[PROBLEM]: Copy down all of the data underneath, exactly as shown.

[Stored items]
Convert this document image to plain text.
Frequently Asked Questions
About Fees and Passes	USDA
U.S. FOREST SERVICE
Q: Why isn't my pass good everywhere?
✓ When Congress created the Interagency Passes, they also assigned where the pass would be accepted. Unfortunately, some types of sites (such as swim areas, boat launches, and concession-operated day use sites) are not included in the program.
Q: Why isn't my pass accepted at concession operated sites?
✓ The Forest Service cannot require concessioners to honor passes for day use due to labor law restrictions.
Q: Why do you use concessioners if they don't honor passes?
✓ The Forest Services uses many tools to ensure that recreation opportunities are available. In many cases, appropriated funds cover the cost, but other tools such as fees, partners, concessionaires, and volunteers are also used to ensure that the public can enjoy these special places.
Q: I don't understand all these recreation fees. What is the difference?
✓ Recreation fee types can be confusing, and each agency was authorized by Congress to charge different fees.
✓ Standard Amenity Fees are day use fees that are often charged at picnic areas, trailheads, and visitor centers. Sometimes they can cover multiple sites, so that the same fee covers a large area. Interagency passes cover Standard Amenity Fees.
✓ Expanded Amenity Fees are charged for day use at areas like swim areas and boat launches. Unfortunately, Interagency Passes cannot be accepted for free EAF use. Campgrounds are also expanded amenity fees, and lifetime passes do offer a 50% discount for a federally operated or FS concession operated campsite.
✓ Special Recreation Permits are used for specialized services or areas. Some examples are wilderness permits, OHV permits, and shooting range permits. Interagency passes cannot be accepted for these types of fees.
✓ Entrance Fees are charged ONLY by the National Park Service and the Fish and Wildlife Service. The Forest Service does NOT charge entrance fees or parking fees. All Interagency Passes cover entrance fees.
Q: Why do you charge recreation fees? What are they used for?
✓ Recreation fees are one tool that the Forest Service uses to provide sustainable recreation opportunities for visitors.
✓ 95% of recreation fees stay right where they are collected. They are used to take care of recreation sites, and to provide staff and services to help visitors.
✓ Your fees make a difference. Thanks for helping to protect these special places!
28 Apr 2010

[ANSWER FOR THIS EXERCISE]:
Convert this document image to plain text.
Frequently Asked Questions
About Fees and Passes	USDA
U.S. FOREST SERVICE
Q: Why isn't my pass good everywhere?
✓ When Congress created the Interagency Passes, they also assigned where the pass would be accepted. Unfortunately, some types of sites (such as swim areas, boat launches, and concession-operated day use sites) are not included in the program.
Q: Why isn't my pass accepted at concession operated sites?
✓ The Forest Service cannot require concessioners to honor passes for day use due to labor law restrictions.
Q: Why do you use concessioners if they don't honor passes?
✓ The Forest Services uses many tools to ensure that recreation opportunities are available. In many cases, appropriated funds cover the cost, but other tools such as fees, partners, concessionaires, and volunteers are also used to ensure that the public can enjoy these special places.
Q: I don't understand all these recreation fees. What is the difference?
✓ Recreation fee types can be confusing, and each agency was authorized by Congress to charge different fees.
✓ Standard Amenity Fees are day use fees that are often charged at picnic areas, trailheads, and visitor centers. Sometimes they can cover multiple sites, so that the same fee covers a large area. Interagency passes cover Standard Amenity Fees.
✓ Expanded Amenity Fees are charged for day use at areas like swim areas and boat launches. Unfortunately, Interagency Passes cannot be accepted for free EAF use. Campgrounds are also expanded amenity fees, and lifetime passes do offer a 50% discount for a federally operated or FS concession operated campsite.
✓ Special Recreation Permits are used for specialized services or areas. Some examples are wilderness permits, OHV permits, and shooting range permits. Interagency passes cannot be accepted for these types of fees.
✓ Entrance Fees are charged ONLY by the National Park Service and the Fish and Wildlife Service. The Forest Service does NOT charge entrance fees or parking fees. All Interagency Passes cover entrance fees.
Q: Why do you charge recreation fees? What are they used for?
✓ Recreation fees are one tool that the Forest Service uses to provide sustainable recreation opportunities for visitors.
✓ 95% of recreation fees stay right where they are collected. They are used to take care of recreation sites, and to provide staff and services to help visitors.
✓ Your fees make a difference. Thanks for helping to protect these special places!
28 Apr 2010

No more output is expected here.